▸ Entries shown:
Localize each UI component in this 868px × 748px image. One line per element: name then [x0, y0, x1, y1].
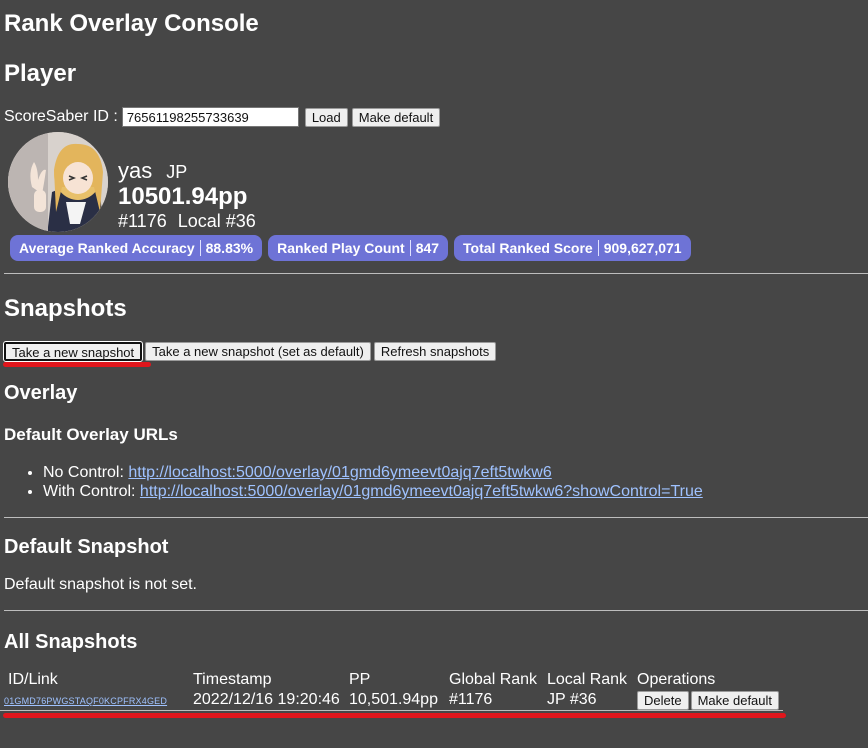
- player-name: yas: [118, 158, 153, 183]
- scoresaber-id-row: ScoreSaber ID : Load Make default: [4, 107, 441, 127]
- player-local-rank: Local #36: [177, 211, 256, 231]
- snapshot-global-rank: #1176: [449, 691, 493, 708]
- snapshot-actions: Take a new snapshot Take a new snapshot …: [2, 341, 497, 362]
- player-name-row: yas JP: [118, 158, 187, 184]
- default-snapshot-heading: Default Snapshot: [4, 536, 169, 558]
- snapshot-local-rank: JP #36: [547, 691, 597, 708]
- player-pp: 10501.94pp: [118, 183, 248, 210]
- scoresaber-id-label: ScoreSaber ID :: [4, 108, 118, 125]
- take-snapshot-button[interactable]: Take a new snapshot: [2, 341, 144, 362]
- stat-label: Ranked Play Count: [277, 240, 405, 256]
- col-timestamp: Timestamp: [193, 671, 272, 688]
- page-title: Rank Overlay Console: [4, 10, 259, 37]
- avatar-image: [8, 132, 108, 232]
- overlay-url-link[interactable]: http://localhost:5000/overlay/01gmd6ymee…: [140, 483, 703, 500]
- col-operations: Operations: [637, 671, 716, 688]
- stat-badge-accuracy: Average Ranked Accuracy 88.83%: [10, 235, 263, 261]
- snapshots-table: ID/Link Timestamp PP Global Rank Local R…: [0, 670, 784, 711]
- col-pp: PP: [349, 671, 371, 688]
- snapshot-operations: Delete Make default: [633, 690, 783, 711]
- col-local-rank: Local Rank: [547, 671, 628, 688]
- player-country: JP: [166, 162, 188, 182]
- snapshot-id-link[interactable]: 01GMD76PWGSTAQF0KCPFRX4GED: [4, 696, 167, 706]
- overlay-url-list: No Control: http://localhost:5000/overla…: [4, 463, 703, 501]
- stat-separator: [199, 240, 201, 256]
- stat-value: 909,627,071: [603, 240, 682, 256]
- overlay-url-item: No Control: http://localhost:5000/overla…: [43, 463, 703, 482]
- overlay-url-label: With Control:: [43, 483, 136, 500]
- snapshot-timestamp: 2022/12/16 19:20:46: [193, 691, 340, 708]
- stat-badge-play-count: Ranked Play Count 847: [268, 235, 449, 261]
- delete-snapshot-button[interactable]: Delete: [637, 690, 689, 710]
- stat-label: Total Ranked Score: [463, 240, 593, 256]
- stat-label: Average Ranked Accuracy: [19, 240, 195, 256]
- refresh-snapshots-button[interactable]: Refresh snapshots: [373, 342, 497, 361]
- divider: [4, 610, 868, 611]
- stat-value: 88.83%: [205, 240, 254, 256]
- stat-separator: [597, 240, 599, 256]
- table-row: 01GMD76PWGSTAQF0KCPFRX4GED 2022/12/16 19…: [0, 690, 784, 711]
- default-snapshot-text: Default snapshot is not set.: [4, 576, 197, 593]
- col-id: ID/Link: [8, 671, 58, 688]
- divider: [4, 517, 868, 518]
- overlay-url-item: With Control: http://localhost:5000/over…: [43, 482, 703, 501]
- avatar: [8, 132, 108, 232]
- overlay-url-label: No Control:: [43, 464, 124, 481]
- snapshots-heading: Snapshots: [4, 295, 127, 322]
- table-header-row: ID/Link Timestamp PP Global Rank Local R…: [0, 670, 783, 690]
- load-button[interactable]: Load: [304, 107, 348, 127]
- snapshot-pp: 10,501.94pp: [349, 691, 438, 708]
- stat-value: 847: [415, 240, 440, 256]
- make-default-snapshot-button[interactable]: Make default: [690, 690, 780, 710]
- player-global-rank: #1176: [118, 211, 167, 231]
- stat-separator: [409, 240, 411, 256]
- player-ranks: #1176 Local #36: [118, 211, 256, 232]
- player-heading: Player: [4, 60, 77, 87]
- make-default-player-button[interactable]: Make default: [351, 107, 441, 127]
- highlight-underline: [3, 713, 786, 718]
- overlay-url-link[interactable]: http://localhost:5000/overlay/01gmd6ymee…: [128, 464, 551, 481]
- highlight-underline: [3, 362, 151, 367]
- col-global-rank: Global Rank: [449, 671, 538, 688]
- divider: [4, 273, 868, 274]
- take-snapshot-default-button[interactable]: Take a new snapshot (set as default): [145, 342, 371, 361]
- scoresaber-id-input[interactable]: [121, 107, 299, 127]
- stat-badge-total-score: Total Ranked Score 909,627,071: [454, 235, 691, 261]
- overlay-heading: Overlay: [4, 382, 78, 404]
- snapshot-id-cell: 01GMD76PWGSTAQF0KCPFRX4GED: [0, 690, 189, 711]
- all-snapshots-heading: All Snapshots: [4, 631, 138, 653]
- player-stats: Average Ranked Accuracy 88.83% Ranked Pla…: [10, 235, 691, 261]
- overlay-urls-heading: Default Overlay URLs: [4, 425, 178, 444]
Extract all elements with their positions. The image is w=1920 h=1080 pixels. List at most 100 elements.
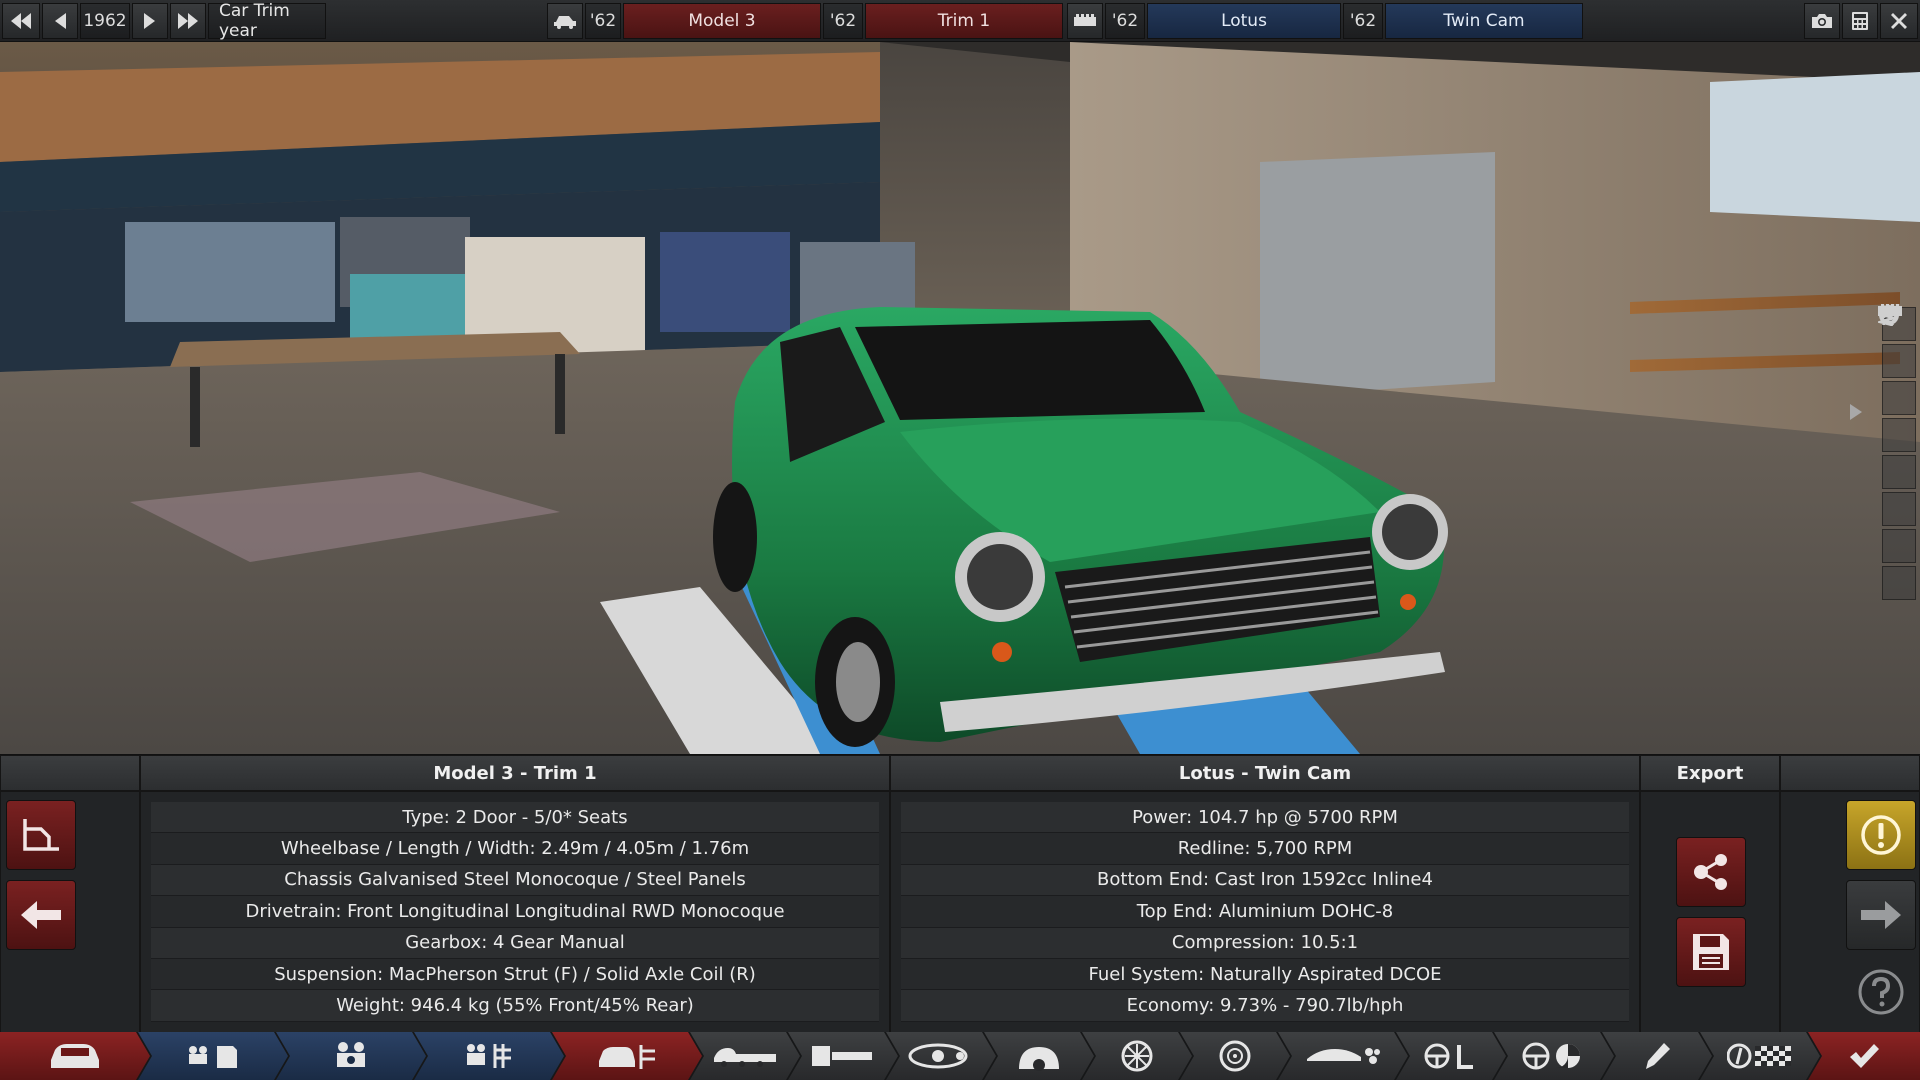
close-icon[interactable] [1880, 3, 1918, 39]
car-stats-column: Type: 2 Door - 5/0* Seats Wheelbase / Le… [140, 791, 890, 1033]
engine-family-icon[interactable] [1067, 3, 1103, 39]
tab-interior[interactable] [1396, 1032, 1506, 1080]
change-car-button[interactable] [6, 800, 76, 870]
component-shortcut-strip [1878, 304, 1920, 604]
wheels-icon [1121, 1040, 1153, 1072]
skip-forward-icon[interactable] [170, 3, 206, 39]
tab-gearbox[interactable] [984, 1032, 1094, 1080]
engine-stat-economy: Economy: 9.73% - 790.7lb/hph [901, 990, 1629, 1022]
tab-paint[interactable] [1602, 1032, 1712, 1080]
done-icon [1850, 1044, 1879, 1068]
drivetrain-icon [908, 1041, 974, 1071]
export-column [1640, 791, 1780, 1033]
year-value: 1962 [80, 3, 130, 39]
summary-panel: Model 3 - Trim 1 Type: 2 Door - 5/0* Sea… [0, 754, 1920, 1033]
help-icon [1858, 969, 1904, 1015]
variant-year: '62 [1343, 3, 1383, 39]
share-button[interactable] [1676, 837, 1746, 907]
engine-stat-fuel-system: Fuel System: Naturally Aspirated DCOE [901, 958, 1629, 991]
top-bar: 1962 Car Trim year '62 Model 3 '62 Trim … [0, 0, 1920, 42]
variant-selector[interactable]: Twin Cam [1385, 3, 1583, 39]
model-selector[interactable]: Model 3 [623, 3, 821, 39]
garage-viewport[interactable] [0, 42, 1920, 754]
next-button[interactable] [1846, 880, 1916, 950]
car-body-icon [47, 1040, 103, 1072]
tab-car-body[interactable] [0, 1032, 150, 1080]
left-nav-column [0, 791, 140, 1033]
suspension-icon [810, 1042, 876, 1070]
engine-year: '62 [1105, 3, 1145, 39]
tab-suspension[interactable] [788, 1032, 898, 1080]
testing-icon [1727, 1042, 1793, 1070]
car-stat-chassis: Chassis Galvanised Steel Monocoque / Ste… [151, 864, 879, 897]
save-button[interactable] [1676, 917, 1746, 987]
chassis-icon [712, 1044, 778, 1068]
save-icon [1693, 934, 1729, 970]
car-header: Model 3 - Trim 1 [140, 755, 890, 791]
car-stat-type: Type: 2 Door - 5/0* Seats [151, 802, 879, 834]
tab-engine-blueprint[interactable] [414, 1032, 564, 1080]
tab-drivetrain[interactable] [886, 1032, 996, 1080]
car-trim-icon [595, 1041, 659, 1071]
car-profile-icon[interactable] [1879, 307, 1916, 526]
arrow-left-icon [21, 901, 61, 929]
engine-files-icon [181, 1042, 245, 1070]
interior-icon [1423, 1041, 1479, 1071]
engine-block-icon[interactable] [1879, 304, 1916, 600]
car-stat-dimensions: Wheelbase / Length / Width: 2.49m / 4.05… [151, 833, 879, 865]
car-stat-gearbox: Gearbox: 4 Gear Manual [151, 927, 879, 959]
engine-blueprint-icon [461, 1040, 517, 1072]
export-header: Export [1640, 755, 1780, 791]
aero-icon [1305, 1043, 1381, 1069]
left-column-header [0, 755, 140, 791]
tab-done[interactable] [1808, 1032, 1920, 1080]
warning-icon [1861, 815, 1901, 855]
right-column-header [1780, 755, 1920, 791]
tab-engine-files[interactable] [138, 1032, 288, 1080]
share-icon [1694, 854, 1727, 890]
spring-icon[interactable] [1878, 304, 1916, 415]
tab-aero[interactable] [1278, 1032, 1408, 1080]
year-label: Car Trim year [208, 1, 326, 41]
trim-year: '62 [823, 3, 863, 39]
calculator-icon[interactable] [1842, 3, 1878, 39]
engine-stats-column: Power: 104.7 hp @ 5700 RPM Redline: 5,70… [890, 791, 1640, 1033]
tab-engine[interactable] [276, 1032, 426, 1080]
tab-brakes[interactable] [1180, 1032, 1290, 1080]
step-back-icon[interactable] [42, 3, 78, 39]
wheel-icon[interactable] [1879, 305, 1916, 378]
body-panel-icon[interactable] [1879, 306, 1916, 489]
car-side-icon[interactable] [1879, 307, 1916, 563]
design-stage-tabs [0, 1032, 1920, 1080]
car-stat-drivetrain: Drivetrain: Front Longitudinal Longitudi… [151, 896, 879, 928]
warning-button[interactable] [1846, 800, 1916, 870]
axle-icon[interactable] [1878, 306, 1916, 452]
paint-icon [1642, 1041, 1672, 1071]
car-year: '62 [585, 3, 621, 39]
camera-icon[interactable] [1804, 3, 1840, 39]
safety-icon [1522, 1041, 1586, 1071]
tab-safety[interactable] [1494, 1032, 1614, 1080]
tab-car-trim[interactable] [552, 1032, 702, 1080]
arrow-right-icon [1861, 901, 1901, 929]
car-model-icon[interactable] [547, 3, 583, 39]
engine-icon [331, 1040, 371, 1072]
trim-selector[interactable]: Trim 1 [865, 3, 1063, 39]
tab-wheels[interactable] [1082, 1032, 1192, 1080]
expand-strip-arrow-icon[interactable] [1848, 402, 1868, 426]
car-stat-weight: Weight: 946.4 kg (55% Front/45% Rear) [151, 990, 879, 1022]
tab-chassis[interactable] [690, 1032, 800, 1080]
tab-testing[interactable] [1700, 1032, 1820, 1080]
engine-family-selector[interactable]: Lotus [1147, 3, 1341, 39]
engine-header: Lotus - Twin Cam [890, 755, 1640, 791]
brakes-icon [1219, 1040, 1251, 1072]
engine-stat-compression: Compression: 10.5:1 [901, 927, 1629, 959]
step-forward-icon[interactable] [132, 3, 168, 39]
help-button[interactable] [1856, 967, 1906, 1017]
engine-stat-redline: Redline: 5,700 RPM [901, 833, 1629, 865]
car-stat-suspension: Suspension: MacPherson Strut (F) / Solid… [151, 958, 879, 991]
back-button[interactable] [6, 880, 76, 950]
engine-stat-power: Power: 104.7 hp @ 5700 RPM [901, 802, 1629, 834]
skip-back-icon[interactable] [2, 3, 40, 39]
engine-stat-top-end: Top End: Aluminium DOHC-8 [901, 896, 1629, 928]
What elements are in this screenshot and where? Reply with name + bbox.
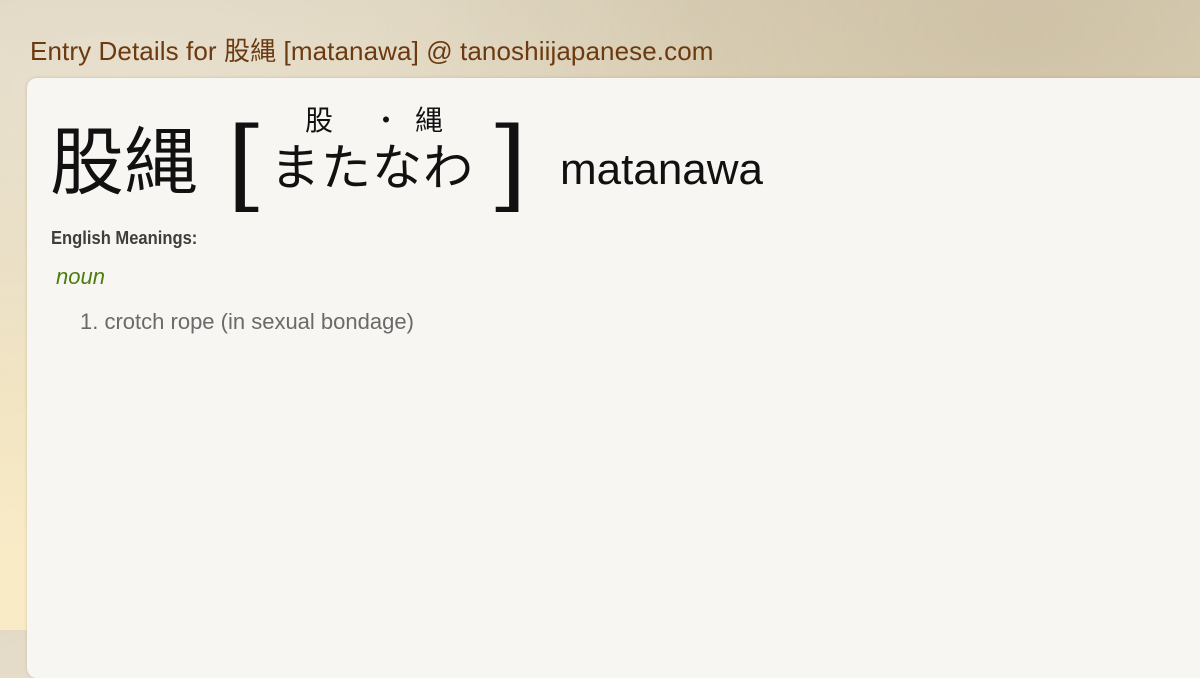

▸ Job:
Rewrite the part of the material that opens with the line containing "- player-name: yas: [118, 158, 153, 183]" and closes with the line containing "- snapshot-actions: Take" as a Markdown table. Use the columns Row and Line, number the rows in order, and leave out any blank lines.

▸ Response:
| Row | Line |
|---|---|
| 1 | - player-name: yas: [118, 158, 153, 183] |
| 2 | - scoresaber-id-row: ScoreSaber ID : Load Make default: [4, 107, 441, 127] |
| 3 | - player-local-rank: Local #36: [177, 211, 256, 231] |
| 4 | - snapshot-global-rank: #1176: [449, 691, 493, 708] |
| 5 | - snapshot-actions: Take a new snapshot Take a new snapshot …: [2, 341, 497, 362] |